| TRECHO PARA LEITURA |
——————————

No Brasil de Lula, tem ministro que deseja povo na rua para forçar o Banco Central a reduzir os juros. Os "rentistas", essa espécie que virou alvo lulista, agradecem. A cada sandice que vem do governo, os juros futuros — ditados pelo mercado real e não pela cabeça dos governistas — sobem mais um tanto, e o dólar, que dá sinais de exaustão em quase todo o mundo, ganha oxigênio extra no Brasil.
O governo está dividido entre incendiários e bombeiros. De um lado, Gleisi Hoffmann, a blogosfera petista e o próprio Lula. Já Rui Costa, Alexandre Padilha e Geraldo Alckmin tentam apagar os incêndios. Fernando Haddad parece perplexo, mas ajudaria se ele apresentasse a Lula a experiência da Turquia. Lá, não há banco central autônomo e o presidente Recep Erdogan decidiu baixar os juros na marra. Demitiu a diretoria do banco e decretou a redução da taxa. Resultado: a lira turca está entre as moedas campeãs de desvalorização nos últimos dois anos. A inflação em novembro do ano passado chegou a 86% ao ano. O mercado é assim, queiram governos ou não.
Agora, a onda de uma esquerda fossilizada é atacar a autonomia do Banco Central. É perda de tempo. O juro está alto porque a inflação ainda tem muito fôlego no Brasil, em boa medida pela irresponsabilidade fiscal do governo. Inflação é o maior inimigo dos pobres, porque bate mais forte nos alimentos e eles não têm como proteger sua renda. Lula quer ajudar os mais pobres? Trabalhe para reduzir, de forma sustentada, a inflação e o déficit público. Os juros, e o mercado, virão atrás.

——————————

Itens do conjunto de dados
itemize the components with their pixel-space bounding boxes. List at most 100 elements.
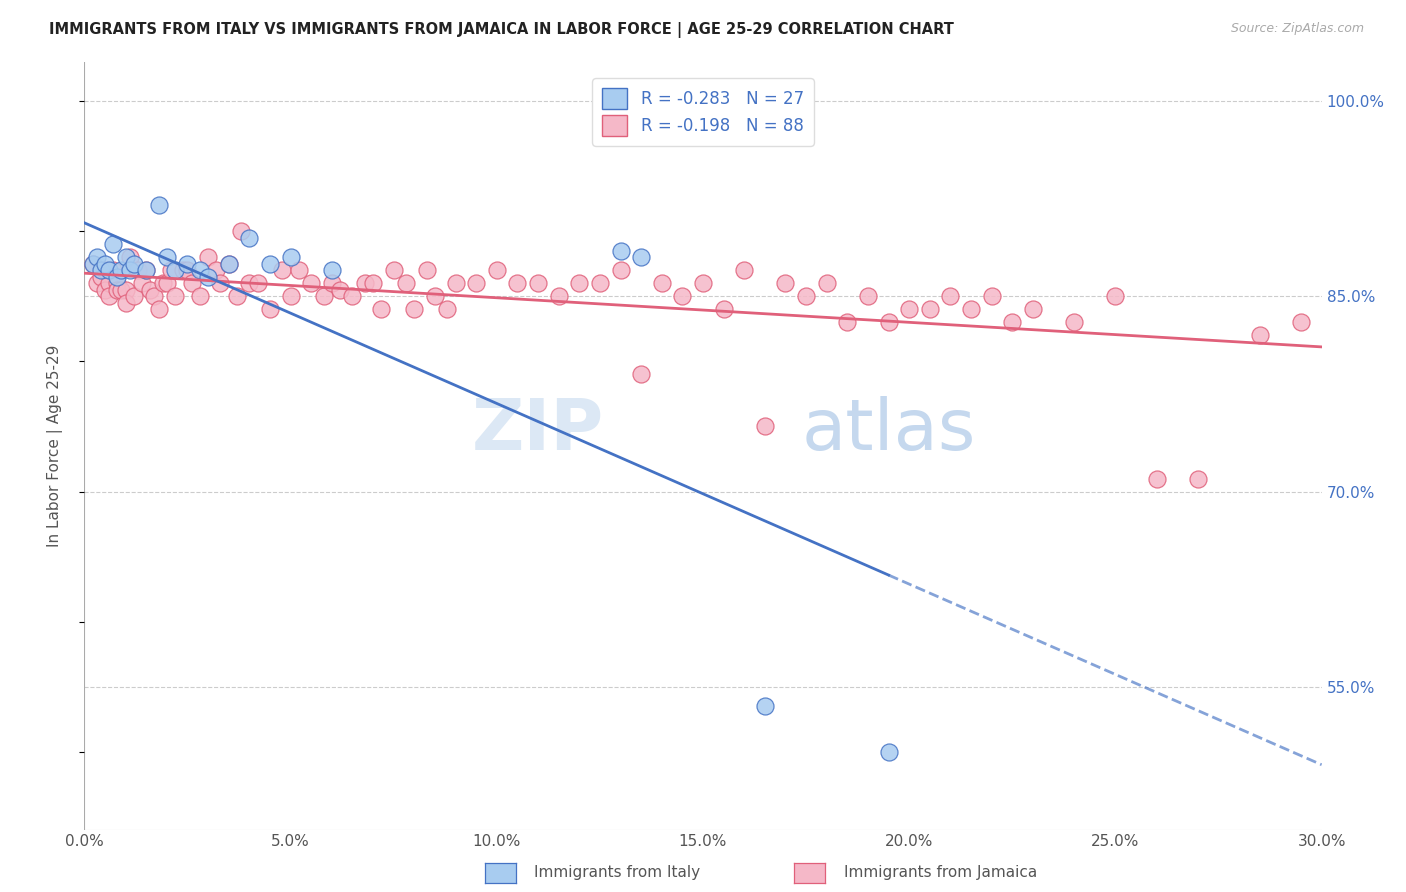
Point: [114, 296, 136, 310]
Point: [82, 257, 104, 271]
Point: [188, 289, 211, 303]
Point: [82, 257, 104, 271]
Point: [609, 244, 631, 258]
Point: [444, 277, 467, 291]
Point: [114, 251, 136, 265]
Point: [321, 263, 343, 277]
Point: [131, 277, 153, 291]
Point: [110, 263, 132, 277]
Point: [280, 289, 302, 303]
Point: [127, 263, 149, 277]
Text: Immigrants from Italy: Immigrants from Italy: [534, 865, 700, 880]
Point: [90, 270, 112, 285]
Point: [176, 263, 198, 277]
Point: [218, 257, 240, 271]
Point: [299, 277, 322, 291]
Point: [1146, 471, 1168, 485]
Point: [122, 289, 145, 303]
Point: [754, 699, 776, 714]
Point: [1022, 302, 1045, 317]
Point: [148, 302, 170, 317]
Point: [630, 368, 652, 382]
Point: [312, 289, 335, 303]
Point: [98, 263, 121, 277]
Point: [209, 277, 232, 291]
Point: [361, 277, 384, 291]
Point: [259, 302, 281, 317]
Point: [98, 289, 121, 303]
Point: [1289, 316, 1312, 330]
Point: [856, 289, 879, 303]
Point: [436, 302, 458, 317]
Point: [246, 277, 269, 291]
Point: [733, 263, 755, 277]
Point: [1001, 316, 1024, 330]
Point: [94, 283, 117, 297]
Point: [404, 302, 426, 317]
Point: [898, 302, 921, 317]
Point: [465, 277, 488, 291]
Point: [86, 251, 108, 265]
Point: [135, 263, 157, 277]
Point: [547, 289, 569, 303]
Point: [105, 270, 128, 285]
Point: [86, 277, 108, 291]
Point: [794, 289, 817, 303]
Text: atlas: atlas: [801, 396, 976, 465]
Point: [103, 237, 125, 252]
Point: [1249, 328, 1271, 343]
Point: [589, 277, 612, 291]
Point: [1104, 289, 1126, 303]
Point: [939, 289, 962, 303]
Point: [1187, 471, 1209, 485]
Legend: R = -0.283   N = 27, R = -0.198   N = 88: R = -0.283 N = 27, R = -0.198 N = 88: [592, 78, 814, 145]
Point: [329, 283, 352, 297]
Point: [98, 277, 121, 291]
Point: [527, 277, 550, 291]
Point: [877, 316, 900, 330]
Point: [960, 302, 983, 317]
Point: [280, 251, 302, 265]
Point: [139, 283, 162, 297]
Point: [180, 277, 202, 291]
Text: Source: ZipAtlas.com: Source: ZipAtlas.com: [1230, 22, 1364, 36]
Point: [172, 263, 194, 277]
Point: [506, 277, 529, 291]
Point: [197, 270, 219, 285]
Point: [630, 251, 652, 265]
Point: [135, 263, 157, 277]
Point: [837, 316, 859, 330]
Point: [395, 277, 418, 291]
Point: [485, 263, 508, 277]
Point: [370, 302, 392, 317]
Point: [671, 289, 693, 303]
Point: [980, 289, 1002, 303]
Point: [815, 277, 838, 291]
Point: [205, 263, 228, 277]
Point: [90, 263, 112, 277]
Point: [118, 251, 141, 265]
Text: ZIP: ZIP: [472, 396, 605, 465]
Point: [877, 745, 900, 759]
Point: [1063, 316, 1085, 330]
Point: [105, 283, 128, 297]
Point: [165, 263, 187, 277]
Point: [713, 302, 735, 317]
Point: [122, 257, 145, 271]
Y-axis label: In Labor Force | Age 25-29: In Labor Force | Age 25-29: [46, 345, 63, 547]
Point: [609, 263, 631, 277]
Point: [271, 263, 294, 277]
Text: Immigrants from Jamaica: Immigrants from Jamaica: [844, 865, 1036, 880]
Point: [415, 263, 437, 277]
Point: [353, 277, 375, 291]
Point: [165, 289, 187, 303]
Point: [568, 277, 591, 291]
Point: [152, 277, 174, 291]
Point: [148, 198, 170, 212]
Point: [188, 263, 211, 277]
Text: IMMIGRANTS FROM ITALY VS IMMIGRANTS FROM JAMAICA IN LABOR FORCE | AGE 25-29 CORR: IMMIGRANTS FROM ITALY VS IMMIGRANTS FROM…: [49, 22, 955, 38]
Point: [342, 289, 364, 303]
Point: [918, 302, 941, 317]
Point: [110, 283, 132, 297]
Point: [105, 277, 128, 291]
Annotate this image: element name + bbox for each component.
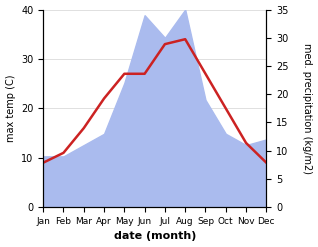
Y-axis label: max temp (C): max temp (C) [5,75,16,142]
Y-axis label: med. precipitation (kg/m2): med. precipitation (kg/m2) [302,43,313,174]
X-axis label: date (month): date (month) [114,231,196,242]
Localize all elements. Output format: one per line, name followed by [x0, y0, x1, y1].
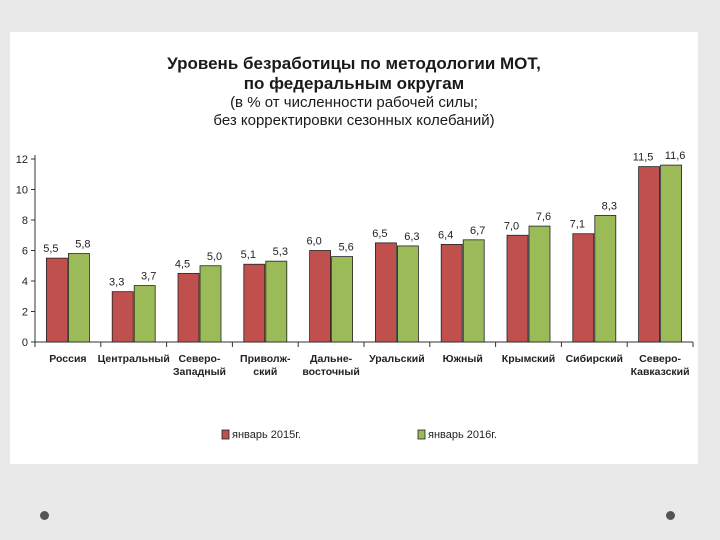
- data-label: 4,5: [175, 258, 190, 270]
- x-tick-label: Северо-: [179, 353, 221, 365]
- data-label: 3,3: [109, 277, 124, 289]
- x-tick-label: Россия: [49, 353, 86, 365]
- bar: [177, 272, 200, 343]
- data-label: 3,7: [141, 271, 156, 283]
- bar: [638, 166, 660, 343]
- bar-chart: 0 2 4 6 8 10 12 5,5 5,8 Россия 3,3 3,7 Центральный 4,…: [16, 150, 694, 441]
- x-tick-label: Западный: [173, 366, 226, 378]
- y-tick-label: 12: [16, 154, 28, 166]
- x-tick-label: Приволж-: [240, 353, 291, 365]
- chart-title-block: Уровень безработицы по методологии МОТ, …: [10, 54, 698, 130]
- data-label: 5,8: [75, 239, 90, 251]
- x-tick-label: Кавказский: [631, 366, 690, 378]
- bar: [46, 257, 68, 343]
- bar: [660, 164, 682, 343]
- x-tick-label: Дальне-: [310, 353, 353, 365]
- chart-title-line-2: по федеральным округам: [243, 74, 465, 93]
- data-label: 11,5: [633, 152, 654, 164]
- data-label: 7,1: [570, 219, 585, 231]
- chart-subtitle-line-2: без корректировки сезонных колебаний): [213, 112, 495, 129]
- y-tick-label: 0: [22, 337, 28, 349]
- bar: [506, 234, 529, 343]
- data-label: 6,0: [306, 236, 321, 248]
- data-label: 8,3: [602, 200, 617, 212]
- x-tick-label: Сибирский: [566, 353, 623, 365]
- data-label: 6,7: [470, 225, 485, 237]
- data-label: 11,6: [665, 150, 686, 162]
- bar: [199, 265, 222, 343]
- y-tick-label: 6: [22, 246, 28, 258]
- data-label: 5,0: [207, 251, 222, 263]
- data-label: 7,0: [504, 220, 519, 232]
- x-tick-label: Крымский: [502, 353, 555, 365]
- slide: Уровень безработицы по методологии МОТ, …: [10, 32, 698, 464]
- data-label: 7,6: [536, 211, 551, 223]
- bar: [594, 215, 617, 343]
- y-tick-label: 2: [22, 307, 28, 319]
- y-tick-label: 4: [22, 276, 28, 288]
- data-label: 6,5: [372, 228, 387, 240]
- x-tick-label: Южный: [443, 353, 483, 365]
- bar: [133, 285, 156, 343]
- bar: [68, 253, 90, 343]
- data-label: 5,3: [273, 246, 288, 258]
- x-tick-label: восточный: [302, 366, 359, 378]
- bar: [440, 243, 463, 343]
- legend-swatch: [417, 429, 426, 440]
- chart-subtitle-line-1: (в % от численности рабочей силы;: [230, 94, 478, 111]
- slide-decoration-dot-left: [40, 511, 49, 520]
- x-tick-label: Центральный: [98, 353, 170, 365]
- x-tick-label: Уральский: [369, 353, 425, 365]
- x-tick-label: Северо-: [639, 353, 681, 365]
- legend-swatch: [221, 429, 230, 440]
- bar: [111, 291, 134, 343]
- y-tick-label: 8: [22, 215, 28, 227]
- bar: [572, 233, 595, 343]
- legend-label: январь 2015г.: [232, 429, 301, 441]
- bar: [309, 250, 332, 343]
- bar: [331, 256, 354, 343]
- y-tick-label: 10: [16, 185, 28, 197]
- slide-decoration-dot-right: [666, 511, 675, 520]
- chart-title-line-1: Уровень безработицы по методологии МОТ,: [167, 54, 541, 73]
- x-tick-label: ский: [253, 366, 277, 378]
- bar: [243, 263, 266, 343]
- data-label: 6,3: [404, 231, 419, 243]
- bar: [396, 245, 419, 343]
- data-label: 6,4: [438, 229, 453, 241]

——————————

| TAREFAS |
1. Responda com base no trecho:
(a) Quem tenta apagar os incêndios dentro do governo?
(b) A quanto chegou a inflação na Turquia em novembro do ano passado?
(c) Por que a inflação é o maior inimigo dos pobres?
2. Por favor, extraia do trecho a parte que começa em "No Brasil de" e termina em "extra no Brasil.".
Os itens não têm papel algum aqui.

| RESPOSTAS FINAIS |
1.
(a) Rui Costa, Alexandre Padilha e Geraldo Alckmin.
(b) A 86% ao ano.
(c) Porque bate mais forte nos alimentos e os pobres não têm como proteger sua renda.

2.
No Brasil de Lula, tem ministro que deseja povo na rua para forçar o Banco Central a reduzir os juros. Os "rentistas", essa espécie que virou alvo lulista, agradecem. A cada sandice que vem do governo, os juros futuros — ditados pelo mercado real e não pela cabeça dos governistas — sobem mais um tanto, e o dólar, que dá sinais de exaustão em quase todo o mundo, ganha oxigênio extra no Brasil.